▸ **GIVEN INSTRUCTION**:
Reproduce without change the items starting at the line containing "784, 351, 797]" and ending at the line containing "586, 372, 599]", with both of those lines included.
— Start DATA LISTING —
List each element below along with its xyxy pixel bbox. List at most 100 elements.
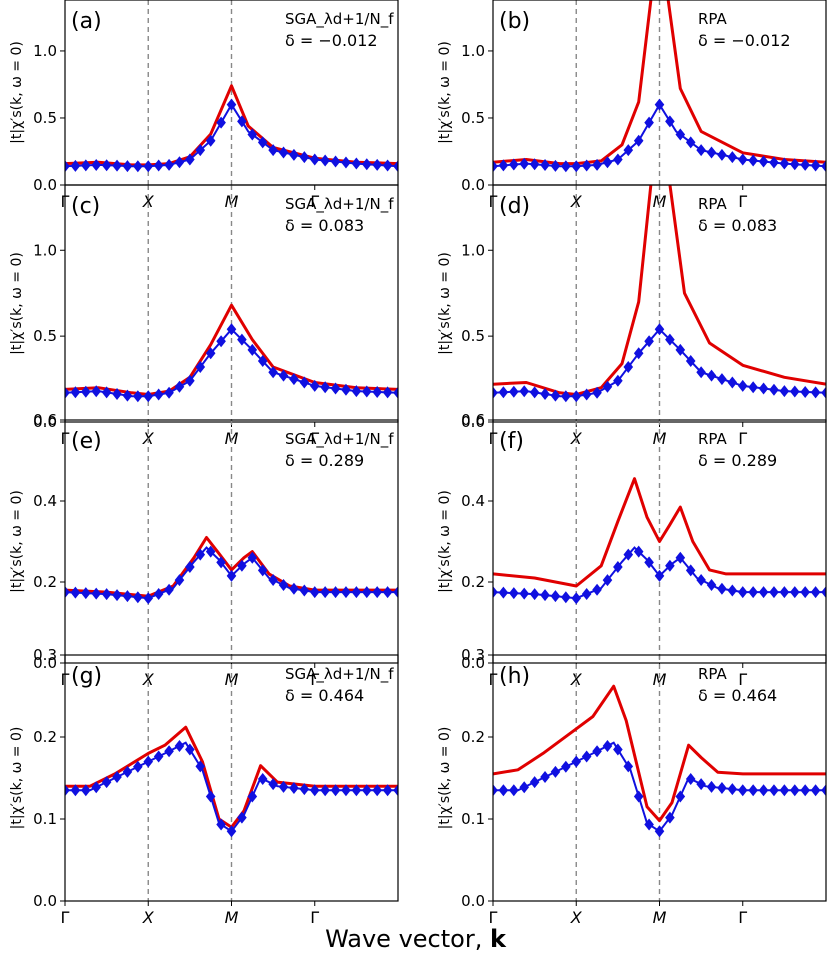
blue-marker	[341, 784, 351, 797]
blue-marker	[706, 780, 717, 793]
blue-marker	[257, 773, 268, 786]
delta-label: δ = 0.289	[698, 451, 777, 470]
blue-marker	[330, 155, 341, 168]
y-tick-label: 0.0	[33, 176, 57, 194]
panel-letter: (b)	[499, 9, 530, 34]
blue-marker	[571, 755, 582, 768]
blue-marker	[247, 551, 258, 564]
red-curve	[65, 725, 398, 829]
y-axis-label: |t|χ′s(k, ω = 0)	[9, 490, 25, 593]
blue-marker	[493, 160, 498, 173]
blue-marker	[320, 381, 330, 394]
y-tick-label: 1.0	[33, 42, 57, 60]
panel-h: 0.0 0.1 0.2 0.3 Γ X M Γ |t|χ′s(k, ω = 0) (h) RPA δ …	[437, 646, 827, 927]
x-tick-label: X	[570, 192, 583, 211]
blue-marker	[185, 743, 195, 756]
blue-marker	[122, 590, 133, 603]
blue-marker	[372, 385, 382, 398]
panel-letter: (d)	[499, 194, 530, 219]
x-tick-label: Γ	[738, 192, 747, 211]
y-tick-label: 0.1	[33, 810, 57, 828]
blue-marker	[613, 153, 623, 166]
blue-marker	[644, 335, 654, 348]
blue-marker	[143, 160, 154, 173]
blue-marker	[91, 385, 102, 398]
blue-marker	[633, 347, 644, 360]
blue-marker	[769, 586, 779, 599]
plot-area	[65, 725, 398, 838]
blue-marker	[644, 116, 654, 129]
blue-marker	[393, 386, 398, 399]
blue-marker	[748, 784, 758, 797]
blue-marker	[195, 361, 206, 374]
blue-marker	[133, 390, 143, 403]
blue-marker	[789, 586, 800, 599]
y-tick-label: 0.1	[461, 810, 485, 828]
blue-marker	[320, 154, 330, 167]
blue-marker	[361, 586, 372, 599]
blue-marker	[164, 745, 174, 758]
y-tick-label: 0.0	[33, 654, 57, 672]
blue-marker	[779, 586, 790, 599]
blue-marker	[309, 784, 320, 797]
y-tick-label: 1.0	[461, 241, 485, 259]
blue-marker	[237, 115, 247, 128]
blue-marker	[153, 587, 164, 600]
y-axis-label: |t|χ′s(k, ω = 0)	[437, 727, 453, 830]
panel-g: 0.0 0.1 0.2 0.3 Γ X M Γ |t|χ′s(k, ω = 0) (g) SGA_λ…	[9, 646, 399, 927]
y-tick-label: 0.2	[33, 728, 57, 746]
panel-letter: (c)	[71, 194, 100, 219]
blue-marker	[571, 390, 582, 403]
blue-marker	[289, 582, 299, 595]
blue-marker	[810, 386, 821, 399]
blue-marker	[685, 355, 696, 368]
blue-marker	[675, 128, 686, 141]
x-tick-label: Γ	[310, 670, 319, 689]
figure-xlabel-text: Wave vector,	[325, 925, 490, 953]
blue-marker	[341, 383, 351, 396]
blue-marker	[309, 586, 320, 599]
blue-marker	[800, 586, 810, 599]
blue-marker	[737, 586, 748, 599]
blue-marker	[717, 582, 727, 595]
blue-marker	[602, 574, 613, 587]
blue-marker	[727, 584, 738, 597]
blue-marker	[644, 556, 654, 569]
blue-marker	[613, 374, 623, 387]
blue-marker	[685, 773, 696, 786]
blue-marker	[529, 158, 540, 171]
blue-marker	[550, 590, 561, 603]
x-tick-label: Γ	[310, 192, 319, 211]
delta-label: δ = 0.083	[698, 216, 777, 235]
blue-marker	[810, 159, 821, 172]
method-label: RPA	[698, 195, 728, 213]
blue-marker	[717, 148, 727, 161]
x-tick-label: Γ	[738, 670, 747, 689]
blue-marker	[65, 386, 70, 399]
blue-marker	[789, 784, 800, 797]
blue-marker	[737, 379, 748, 392]
blue-marker	[800, 784, 810, 797]
blue-marker	[623, 548, 634, 561]
blue-marker	[278, 579, 289, 592]
blue-marker	[174, 574, 185, 587]
blue-marker	[289, 148, 299, 161]
x-tick-label: X	[570, 670, 583, 689]
blue-marker	[153, 159, 164, 172]
y-tick-label: 0.0	[461, 654, 485, 672]
y-axis-label: |t|χ′s(k, ω = 0)	[437, 490, 453, 593]
y-tick-label: 1.0	[461, 42, 485, 60]
blue-marker	[112, 159, 122, 172]
blue-marker	[748, 154, 758, 167]
blue-marker	[91, 587, 102, 600]
blue-marker	[153, 750, 164, 763]
blue-marker	[351, 157, 362, 170]
blue-marker	[237, 559, 247, 572]
blue-marker	[393, 784, 398, 797]
blue-marker	[268, 366, 278, 379]
panel-d: 0.0 0.5 1.0 Γ X M Γ |t|χ′s(k, ω = 0) (d) RPA δ = 0…	[437, 184, 827, 448]
blue-marker	[571, 592, 582, 605]
delta-label: δ = 0.289	[285, 451, 364, 470]
blue-marker	[758, 784, 769, 797]
blue-marker	[821, 386, 826, 399]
— End DATA LISTING —
▸ **COMPLETE RESPONSE**:
blue-marker	[341, 784, 351, 797]
blue-marker	[706, 780, 717, 793]
blue-marker	[257, 773, 268, 786]
delta-label: δ = 0.289	[698, 451, 777, 470]
blue-marker	[330, 155, 341, 168]
y-tick-label: 0.0	[33, 176, 57, 194]
panel-letter: (b)	[499, 9, 530, 34]
blue-marker	[571, 755, 582, 768]
blue-marker	[247, 551, 258, 564]
red-curve	[65, 725, 398, 829]
y-axis-label: |t|χ′s(k, ω = 0)	[9, 490, 25, 593]
blue-marker	[493, 160, 498, 173]
blue-marker	[320, 381, 330, 394]
y-tick-label: 1.0	[33, 42, 57, 60]
panel-h: 0.0 0.1 0.2 0.3 Γ X M Γ |t|χ′s(k, ω = 0) (h) RPA δ …	[437, 646, 827, 927]
x-tick-label: X	[570, 192, 583, 211]
blue-marker	[185, 743, 195, 756]
blue-marker	[122, 590, 133, 603]
blue-marker	[372, 385, 382, 398]
panel-letter: (d)	[499, 194, 530, 219]
x-tick-label: Γ	[738, 192, 747, 211]
y-tick-label: 0.1	[33, 810, 57, 828]
blue-marker	[613, 153, 623, 166]
blue-marker	[644, 335, 654, 348]
blue-marker	[143, 160, 154, 173]
blue-marker	[91, 385, 102, 398]
blue-marker	[633, 347, 644, 360]
blue-marker	[769, 586, 779, 599]
plot-area	[65, 725, 398, 838]
blue-marker	[644, 116, 654, 129]
blue-marker	[393, 386, 398, 399]
blue-marker	[748, 784, 758, 797]
blue-marker	[195, 361, 206, 374]
blue-marker	[133, 390, 143, 403]
blue-marker	[789, 586, 800, 599]
y-tick-label: 0.1	[461, 810, 485, 828]
blue-marker	[320, 154, 330, 167]
blue-marker	[361, 586, 372, 599]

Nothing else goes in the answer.